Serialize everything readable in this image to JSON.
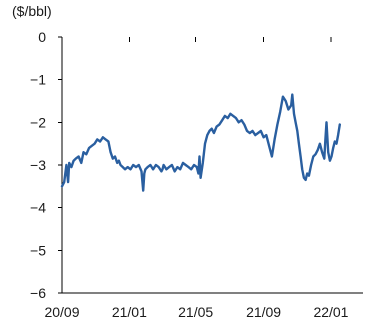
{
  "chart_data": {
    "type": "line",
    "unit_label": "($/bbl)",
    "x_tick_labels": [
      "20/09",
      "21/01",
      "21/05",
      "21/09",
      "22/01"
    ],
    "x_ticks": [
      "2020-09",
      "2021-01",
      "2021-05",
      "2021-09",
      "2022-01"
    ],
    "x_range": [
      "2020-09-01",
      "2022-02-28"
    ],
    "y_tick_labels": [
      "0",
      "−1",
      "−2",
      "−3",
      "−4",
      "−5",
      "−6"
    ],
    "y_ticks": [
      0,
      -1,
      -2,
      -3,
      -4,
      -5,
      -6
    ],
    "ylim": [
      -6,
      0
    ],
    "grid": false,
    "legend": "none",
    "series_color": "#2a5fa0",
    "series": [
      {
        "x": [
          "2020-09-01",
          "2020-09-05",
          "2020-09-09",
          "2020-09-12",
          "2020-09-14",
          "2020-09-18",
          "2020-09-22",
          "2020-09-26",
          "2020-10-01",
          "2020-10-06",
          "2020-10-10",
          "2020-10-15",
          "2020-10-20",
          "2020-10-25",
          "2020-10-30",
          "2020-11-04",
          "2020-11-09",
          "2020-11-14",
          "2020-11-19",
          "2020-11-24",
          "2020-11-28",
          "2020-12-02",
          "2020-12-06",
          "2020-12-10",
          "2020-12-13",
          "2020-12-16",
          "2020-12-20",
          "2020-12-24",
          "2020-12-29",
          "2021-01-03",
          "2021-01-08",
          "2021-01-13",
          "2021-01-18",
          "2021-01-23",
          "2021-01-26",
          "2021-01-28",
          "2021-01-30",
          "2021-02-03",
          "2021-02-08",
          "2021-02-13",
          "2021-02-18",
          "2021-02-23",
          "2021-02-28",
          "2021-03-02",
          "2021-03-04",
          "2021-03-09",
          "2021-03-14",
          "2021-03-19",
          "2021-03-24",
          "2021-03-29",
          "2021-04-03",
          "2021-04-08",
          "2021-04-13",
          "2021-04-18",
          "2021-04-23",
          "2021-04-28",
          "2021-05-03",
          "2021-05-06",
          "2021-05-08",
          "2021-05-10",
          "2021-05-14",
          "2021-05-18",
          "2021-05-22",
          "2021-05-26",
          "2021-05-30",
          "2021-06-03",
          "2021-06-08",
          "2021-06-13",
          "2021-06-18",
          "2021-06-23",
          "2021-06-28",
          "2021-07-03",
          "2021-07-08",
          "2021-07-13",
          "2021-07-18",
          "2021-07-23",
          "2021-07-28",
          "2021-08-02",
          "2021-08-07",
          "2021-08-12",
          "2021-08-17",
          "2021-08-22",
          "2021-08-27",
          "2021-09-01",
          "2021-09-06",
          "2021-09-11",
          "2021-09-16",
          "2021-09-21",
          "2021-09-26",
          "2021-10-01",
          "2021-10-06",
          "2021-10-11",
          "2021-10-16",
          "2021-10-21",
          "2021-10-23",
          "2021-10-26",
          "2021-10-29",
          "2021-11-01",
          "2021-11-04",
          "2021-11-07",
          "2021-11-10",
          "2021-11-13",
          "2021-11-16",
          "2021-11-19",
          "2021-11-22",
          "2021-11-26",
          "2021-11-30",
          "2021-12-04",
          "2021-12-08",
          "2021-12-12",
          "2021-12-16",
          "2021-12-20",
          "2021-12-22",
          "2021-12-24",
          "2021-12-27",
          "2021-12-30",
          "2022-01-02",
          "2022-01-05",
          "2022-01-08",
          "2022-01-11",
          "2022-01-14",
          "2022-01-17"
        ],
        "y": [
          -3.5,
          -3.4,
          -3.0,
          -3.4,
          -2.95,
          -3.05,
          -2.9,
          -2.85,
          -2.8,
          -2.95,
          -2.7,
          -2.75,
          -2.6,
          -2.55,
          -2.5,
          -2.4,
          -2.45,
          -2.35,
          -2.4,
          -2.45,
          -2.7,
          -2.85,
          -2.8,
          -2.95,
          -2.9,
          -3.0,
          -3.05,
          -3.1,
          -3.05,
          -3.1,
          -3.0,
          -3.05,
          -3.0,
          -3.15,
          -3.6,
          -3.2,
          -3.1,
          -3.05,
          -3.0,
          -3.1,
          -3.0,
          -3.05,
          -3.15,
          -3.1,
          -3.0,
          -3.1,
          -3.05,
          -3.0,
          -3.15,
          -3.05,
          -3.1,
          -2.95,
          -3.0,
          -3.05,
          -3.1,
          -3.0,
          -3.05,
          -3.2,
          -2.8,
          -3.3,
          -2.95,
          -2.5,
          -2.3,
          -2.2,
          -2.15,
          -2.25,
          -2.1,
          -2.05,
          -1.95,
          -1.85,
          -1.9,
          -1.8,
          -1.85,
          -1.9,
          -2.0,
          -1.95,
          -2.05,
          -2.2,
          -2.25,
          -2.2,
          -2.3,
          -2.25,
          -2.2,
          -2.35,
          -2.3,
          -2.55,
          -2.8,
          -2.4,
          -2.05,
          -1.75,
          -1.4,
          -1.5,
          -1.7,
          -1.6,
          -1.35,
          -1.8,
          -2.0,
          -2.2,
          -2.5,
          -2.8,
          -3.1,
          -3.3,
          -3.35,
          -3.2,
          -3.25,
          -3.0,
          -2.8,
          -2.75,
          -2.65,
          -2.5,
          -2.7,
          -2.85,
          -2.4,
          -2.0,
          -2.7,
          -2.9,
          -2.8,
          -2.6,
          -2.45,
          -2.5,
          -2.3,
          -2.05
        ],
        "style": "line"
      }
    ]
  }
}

•••••

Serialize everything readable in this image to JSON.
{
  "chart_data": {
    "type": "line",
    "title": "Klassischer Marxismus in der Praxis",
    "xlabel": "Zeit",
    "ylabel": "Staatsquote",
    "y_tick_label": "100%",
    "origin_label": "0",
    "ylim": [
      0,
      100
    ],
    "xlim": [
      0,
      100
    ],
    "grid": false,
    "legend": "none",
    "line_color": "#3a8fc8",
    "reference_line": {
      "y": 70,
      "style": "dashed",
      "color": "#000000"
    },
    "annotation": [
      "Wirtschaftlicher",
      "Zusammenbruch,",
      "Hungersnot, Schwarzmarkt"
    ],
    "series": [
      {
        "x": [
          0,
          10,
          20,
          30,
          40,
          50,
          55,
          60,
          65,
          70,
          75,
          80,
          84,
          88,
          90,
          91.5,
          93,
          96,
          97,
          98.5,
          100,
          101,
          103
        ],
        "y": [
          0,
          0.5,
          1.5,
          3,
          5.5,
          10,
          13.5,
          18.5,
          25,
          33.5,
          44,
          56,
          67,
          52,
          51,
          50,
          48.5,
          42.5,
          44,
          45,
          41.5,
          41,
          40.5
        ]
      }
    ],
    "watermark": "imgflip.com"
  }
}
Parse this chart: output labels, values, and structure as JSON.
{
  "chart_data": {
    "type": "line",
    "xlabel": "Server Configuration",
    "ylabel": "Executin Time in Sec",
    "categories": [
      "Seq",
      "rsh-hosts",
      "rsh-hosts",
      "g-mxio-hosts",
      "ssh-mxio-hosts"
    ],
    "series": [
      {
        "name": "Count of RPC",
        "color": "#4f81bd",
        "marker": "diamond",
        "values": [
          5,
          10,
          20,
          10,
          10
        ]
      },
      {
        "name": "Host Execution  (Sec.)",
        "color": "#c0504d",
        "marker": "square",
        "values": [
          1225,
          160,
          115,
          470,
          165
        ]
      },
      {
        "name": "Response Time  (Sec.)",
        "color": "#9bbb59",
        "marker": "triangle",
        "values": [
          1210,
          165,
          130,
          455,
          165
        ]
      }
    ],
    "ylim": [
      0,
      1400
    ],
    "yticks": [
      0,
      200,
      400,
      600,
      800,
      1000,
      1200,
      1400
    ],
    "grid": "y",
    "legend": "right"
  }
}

•••••

In the lines above, find each one with "Time" and list it.

Solution for this exercise
    "ylabel": "Executin Time in Sec",
        "name": "Response Time  (Sec.)",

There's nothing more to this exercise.